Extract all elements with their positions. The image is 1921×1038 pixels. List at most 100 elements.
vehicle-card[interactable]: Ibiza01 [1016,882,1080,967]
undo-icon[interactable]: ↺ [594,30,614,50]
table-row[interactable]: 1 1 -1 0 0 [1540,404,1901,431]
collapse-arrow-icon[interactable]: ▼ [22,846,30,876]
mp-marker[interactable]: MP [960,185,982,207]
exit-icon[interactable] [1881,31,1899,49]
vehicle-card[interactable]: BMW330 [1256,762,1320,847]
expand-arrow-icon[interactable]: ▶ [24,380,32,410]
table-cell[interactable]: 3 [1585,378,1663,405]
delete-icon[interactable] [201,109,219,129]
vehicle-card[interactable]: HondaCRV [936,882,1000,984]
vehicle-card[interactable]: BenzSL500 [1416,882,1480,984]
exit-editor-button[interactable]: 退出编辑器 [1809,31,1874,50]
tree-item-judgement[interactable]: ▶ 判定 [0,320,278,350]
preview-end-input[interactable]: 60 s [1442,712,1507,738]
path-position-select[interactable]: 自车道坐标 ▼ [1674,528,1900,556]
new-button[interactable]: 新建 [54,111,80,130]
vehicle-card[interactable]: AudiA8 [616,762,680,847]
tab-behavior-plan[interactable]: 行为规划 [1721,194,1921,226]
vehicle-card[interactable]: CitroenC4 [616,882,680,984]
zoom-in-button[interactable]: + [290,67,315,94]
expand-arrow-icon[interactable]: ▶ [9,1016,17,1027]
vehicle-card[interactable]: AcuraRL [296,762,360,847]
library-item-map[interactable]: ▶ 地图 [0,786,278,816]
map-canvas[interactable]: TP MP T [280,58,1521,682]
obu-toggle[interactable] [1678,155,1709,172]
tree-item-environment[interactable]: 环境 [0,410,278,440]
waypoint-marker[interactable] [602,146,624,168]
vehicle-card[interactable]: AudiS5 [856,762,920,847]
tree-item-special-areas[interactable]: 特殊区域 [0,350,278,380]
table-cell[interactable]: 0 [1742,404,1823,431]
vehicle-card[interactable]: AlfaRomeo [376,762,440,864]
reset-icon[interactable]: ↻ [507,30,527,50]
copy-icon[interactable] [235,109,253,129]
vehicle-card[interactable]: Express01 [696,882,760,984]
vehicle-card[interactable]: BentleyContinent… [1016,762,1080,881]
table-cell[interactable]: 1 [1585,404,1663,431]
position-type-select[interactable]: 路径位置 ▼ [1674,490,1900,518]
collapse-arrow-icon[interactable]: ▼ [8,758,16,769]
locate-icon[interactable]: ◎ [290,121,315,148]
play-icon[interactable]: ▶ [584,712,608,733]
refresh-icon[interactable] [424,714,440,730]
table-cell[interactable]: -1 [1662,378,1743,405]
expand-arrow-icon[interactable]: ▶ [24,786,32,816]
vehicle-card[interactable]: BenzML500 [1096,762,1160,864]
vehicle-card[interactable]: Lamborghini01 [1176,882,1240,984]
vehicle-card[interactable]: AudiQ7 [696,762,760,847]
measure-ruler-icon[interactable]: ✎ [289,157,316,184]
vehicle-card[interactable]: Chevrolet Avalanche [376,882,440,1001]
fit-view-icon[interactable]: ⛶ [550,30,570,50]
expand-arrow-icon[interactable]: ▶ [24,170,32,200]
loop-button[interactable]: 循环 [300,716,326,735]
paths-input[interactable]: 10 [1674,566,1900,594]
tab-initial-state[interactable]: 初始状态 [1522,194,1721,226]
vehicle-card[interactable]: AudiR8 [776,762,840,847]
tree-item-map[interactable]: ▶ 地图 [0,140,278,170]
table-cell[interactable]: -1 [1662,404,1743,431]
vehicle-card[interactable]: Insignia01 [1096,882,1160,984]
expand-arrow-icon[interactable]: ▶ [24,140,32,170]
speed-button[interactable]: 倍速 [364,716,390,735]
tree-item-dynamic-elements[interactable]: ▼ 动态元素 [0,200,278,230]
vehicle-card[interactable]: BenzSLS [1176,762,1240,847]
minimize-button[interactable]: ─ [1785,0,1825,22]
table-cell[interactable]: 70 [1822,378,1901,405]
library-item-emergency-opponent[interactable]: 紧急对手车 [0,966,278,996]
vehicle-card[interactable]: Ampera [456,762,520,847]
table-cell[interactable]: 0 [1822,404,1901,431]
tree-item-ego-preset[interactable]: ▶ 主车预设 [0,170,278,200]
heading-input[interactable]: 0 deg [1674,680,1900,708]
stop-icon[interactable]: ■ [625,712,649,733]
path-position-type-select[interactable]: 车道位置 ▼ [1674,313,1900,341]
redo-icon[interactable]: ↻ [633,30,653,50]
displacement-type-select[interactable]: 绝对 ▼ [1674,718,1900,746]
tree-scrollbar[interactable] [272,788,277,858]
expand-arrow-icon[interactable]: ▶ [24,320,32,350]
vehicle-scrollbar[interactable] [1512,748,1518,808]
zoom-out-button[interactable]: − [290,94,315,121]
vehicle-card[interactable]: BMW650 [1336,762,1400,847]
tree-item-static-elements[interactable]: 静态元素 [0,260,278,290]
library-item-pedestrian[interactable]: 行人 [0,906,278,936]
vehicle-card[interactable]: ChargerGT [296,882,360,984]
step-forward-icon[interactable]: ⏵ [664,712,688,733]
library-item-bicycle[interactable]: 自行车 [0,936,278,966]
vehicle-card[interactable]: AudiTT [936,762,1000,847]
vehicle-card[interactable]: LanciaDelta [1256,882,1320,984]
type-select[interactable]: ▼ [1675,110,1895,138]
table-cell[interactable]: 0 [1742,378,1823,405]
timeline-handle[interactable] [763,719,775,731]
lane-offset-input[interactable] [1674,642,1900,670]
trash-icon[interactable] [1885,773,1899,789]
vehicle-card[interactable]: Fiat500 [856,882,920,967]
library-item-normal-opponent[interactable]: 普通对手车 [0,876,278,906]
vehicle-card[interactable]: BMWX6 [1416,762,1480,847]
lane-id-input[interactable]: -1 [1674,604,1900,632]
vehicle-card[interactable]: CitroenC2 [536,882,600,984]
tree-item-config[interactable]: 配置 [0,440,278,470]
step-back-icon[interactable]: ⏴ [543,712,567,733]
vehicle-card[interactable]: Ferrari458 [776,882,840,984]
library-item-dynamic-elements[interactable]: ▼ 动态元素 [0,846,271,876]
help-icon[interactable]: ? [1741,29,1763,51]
──────────────────────────────
▸ Do this
Copy the entire listing above line for line, changing nothing.

▸ Solved exercise
Extract all elements with their positions. The image is 1921×1038 pixels. List at most 100 elements.
vehicle-card[interactable]: Ibiza01 [1016,882,1080,967]
undo-icon[interactable]: ↺ [594,30,614,50]
table-row[interactable]: 1 1 -1 0 0 [1540,404,1901,431]
collapse-arrow-icon[interactable]: ▼ [22,846,30,876]
mp-marker[interactable]: MP [960,185,982,207]
exit-icon[interactable] [1881,31,1899,49]
vehicle-card[interactable]: BMW330 [1256,762,1320,847]
expand-arrow-icon[interactable]: ▶ [24,380,32,410]
table-cell[interactable]: 3 [1585,378,1663,405]
delete-icon[interactable] [201,109,219,129]
vehicle-card[interactable]: HondaCRV [936,882,1000,984]
vehicle-card[interactable]: BenzSL500 [1416,882,1480,984]
exit-editor-button[interactable]: 退出编辑器 [1809,31,1874,50]
tree-item-judgement[interactable]: ▶ 判定 [0,320,278,350]
preview-end-input[interactable]: 60 s [1442,712,1507,738]
path-position-select[interactable]: 自车道坐标 ▼ [1674,528,1900,556]
new-button[interactable]: 新建 [54,111,80,130]
vehicle-card[interactable]: AudiA8 [616,762,680,847]
tab-behavior-plan[interactable]: 行为规划 [1721,194,1921,226]
vehicle-card[interactable]: CitroenC4 [616,882,680,984]
zoom-in-button[interactable]: + [290,67,315,94]
expand-arrow-icon[interactable]: ▶ [9,1016,17,1027]
vehicle-card[interactable]: AcuraRL [296,762,360,847]
library-item-map[interactable]: ▶ 地图 [0,786,278,816]
map-canvas[interactable]: TP MP T [280,58,1521,682]
obu-toggle[interactable] [1678,155,1709,172]
tree-item-environment[interactable]: 环境 [0,410,278,440]
waypoint-marker[interactable] [602,146,624,168]
vehicle-card[interactable]: AudiS5 [856,762,920,847]
tree-item-special-areas[interactable]: 特殊区域 [0,350,278,380]
table-cell[interactable]: 0 [1742,404,1823,431]
vehicle-card[interactable]: AlfaRomeo [376,762,440,864]
reset-icon[interactable]: ↻ [507,30,527,50]
copy-icon[interactable] [235,109,253,129]
vehicle-card[interactable]: Express01 [696,882,760,984]
vehicle-card[interactable]: BentleyContinent… [1016,762,1080,881]
table-cell[interactable]: 1 [1585,404,1663,431]
position-type-select[interactable]: 路径位置 ▼ [1674,490,1900,518]
collapse-arrow-icon[interactable]: ▼ [8,758,16,769]
locate-icon[interactable]: ◎ [290,121,315,148]
play-icon[interactable]: ▶ [584,712,608,733]
refresh-icon[interactable] [424,714,440,730]
table-cell[interactable]: -1 [1662,378,1743,405]
expand-arrow-icon[interactable]: ▶ [24,786,32,816]
vehicle-card[interactable]: BenzML500 [1096,762,1160,864]
vehicle-card[interactable]: Lamborghini01 [1176,882,1240,984]
vehicle-card[interactable]: AudiQ7 [696,762,760,847]
measure-ruler-icon[interactable]: ✎ [289,157,316,184]
vehicle-card[interactable]: Chevrolet Avalanche [376,882,440,1001]
fit-view-icon[interactable]: ⛶ [550,30,570,50]
expand-arrow-icon[interactable]: ▶ [24,170,32,200]
loop-button[interactable]: 循环 [300,716,326,735]
paths-input[interactable]: 10 [1674,566,1900,594]
tab-initial-state[interactable]: 初始状态 [1522,194,1721,226]
vehicle-card[interactable]: AudiR8 [776,762,840,847]
tree-item-map[interactable]: ▶ 地图 [0,140,278,170]
table-cell[interactable]: -1 [1662,404,1743,431]
vehicle-card[interactable]: Insignia01 [1096,882,1160,984]
expand-arrow-icon[interactable]: ▶ [24,140,32,170]
speed-button[interactable]: 倍速 [364,716,390,735]
tree-item-dynamic-elements[interactable]: ▼ 动态元素 [0,200,278,230]
vehicle-card[interactable]: BenzSLS [1176,762,1240,847]
minimize-button[interactable]: ─ [1785,0,1825,22]
table-cell[interactable]: 70 [1822,378,1901,405]
library-item-emergency-opponent[interactable]: 紧急对手车 [0,966,278,996]
vehicle-card[interactable]: Ampera [456,762,520,847]
table-cell[interactable]: 0 [1822,404,1901,431]
tree-item-ego-preset[interactable]: ▶ 主车预设 [0,170,278,200]
heading-input[interactable]: 0 deg [1674,680,1900,708]
stop-icon[interactable]: ■ [625,712,649,733]
path-position-type-select[interactable]: 车道位置 ▼ [1674,313,1900,341]
redo-icon[interactable]: ↻ [633,30,653,50]
displacement-type-select[interactable]: 绝对 ▼ [1674,718,1900,746]
tree-scrollbar[interactable] [272,788,277,858]
expand-arrow-icon[interactable]: ▶ [24,320,32,350]
vehicle-scrollbar[interactable] [1512,748,1518,808]
zoom-out-button[interactable]: − [290,94,315,121]
vehicle-card[interactable]: BMW650 [1336,762,1400,847]
tree-item-static-elements[interactable]: 静态元素 [0,260,278,290]
library-item-pedestrian[interactable]: 行人 [0,906,278,936]
vehicle-card[interactable]: ChargerGT [296,882,360,984]
step-forward-icon[interactable]: ⏵ [664,712,688,733]
library-item-bicycle[interactable]: 自行车 [0,936,278,966]
vehicle-card[interactable]: AudiTT [936,762,1000,847]
vehicle-card[interactable]: LanciaDelta [1256,882,1320,984]
type-select[interactable]: ▼ [1675,110,1895,138]
table-cell[interactable]: 0 [1742,378,1823,405]
timeline-handle[interactable] [763,719,775,731]
lane-offset-input[interactable] [1674,642,1900,670]
trash-icon[interactable] [1885,773,1899,789]
vehicle-card[interactable]: Fiat500 [856,882,920,967]
library-item-normal-opponent[interactable]: 普通对手车 [0,876,278,906]
vehicle-card[interactable]: BMWX6 [1416,762,1480,847]
lane-id-input[interactable]: -1 [1674,604,1900,632]
vehicle-card[interactable]: CitroenC2 [536,882,600,984]
tree-item-config[interactable]: 配置 [0,440,278,470]
step-back-icon[interactable]: ⏴ [543,712,567,733]
vehicle-card[interactable]: Ferrari458 [776,882,840,984]
library-item-dynamic-elements[interactable]: ▼ 动态元素 [0,846,271,876]
help-icon[interactable]: ? [1741,29,1763,51]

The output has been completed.